**DATA SHOWN:**
________________________________________

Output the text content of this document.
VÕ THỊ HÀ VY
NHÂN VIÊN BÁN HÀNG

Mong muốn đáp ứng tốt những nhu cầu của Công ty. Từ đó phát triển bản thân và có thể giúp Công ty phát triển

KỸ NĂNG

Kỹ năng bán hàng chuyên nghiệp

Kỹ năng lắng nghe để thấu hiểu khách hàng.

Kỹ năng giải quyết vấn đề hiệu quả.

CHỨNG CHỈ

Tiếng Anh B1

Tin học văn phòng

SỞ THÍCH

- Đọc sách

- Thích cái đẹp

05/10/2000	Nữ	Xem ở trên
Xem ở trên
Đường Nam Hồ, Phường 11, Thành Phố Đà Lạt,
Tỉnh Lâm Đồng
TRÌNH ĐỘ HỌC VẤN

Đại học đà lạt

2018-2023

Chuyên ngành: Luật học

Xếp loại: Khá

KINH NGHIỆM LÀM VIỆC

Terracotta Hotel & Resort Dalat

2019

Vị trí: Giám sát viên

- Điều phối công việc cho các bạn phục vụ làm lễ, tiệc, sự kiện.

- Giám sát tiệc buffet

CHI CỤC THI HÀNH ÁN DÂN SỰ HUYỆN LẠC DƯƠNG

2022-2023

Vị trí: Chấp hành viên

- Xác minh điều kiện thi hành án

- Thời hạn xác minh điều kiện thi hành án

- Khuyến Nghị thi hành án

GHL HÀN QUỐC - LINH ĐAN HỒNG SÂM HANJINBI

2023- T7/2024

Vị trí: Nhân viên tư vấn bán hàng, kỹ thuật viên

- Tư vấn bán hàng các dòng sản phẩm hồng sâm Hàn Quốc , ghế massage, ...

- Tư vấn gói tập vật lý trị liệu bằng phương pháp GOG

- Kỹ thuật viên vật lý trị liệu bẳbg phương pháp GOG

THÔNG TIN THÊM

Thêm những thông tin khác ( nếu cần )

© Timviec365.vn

________________________________________

**EXERCISE INSTRUCTIONS:**
Select and copy every line from the records that includes the word "pháp".

**RESPONSE TO THE EXERCISE:**
- Tư vấn gói tập vật lý trị liệu bằng phương pháp GOG
- Kỹ thuật viên vật lý trị liệu bẳbg phương pháp GOG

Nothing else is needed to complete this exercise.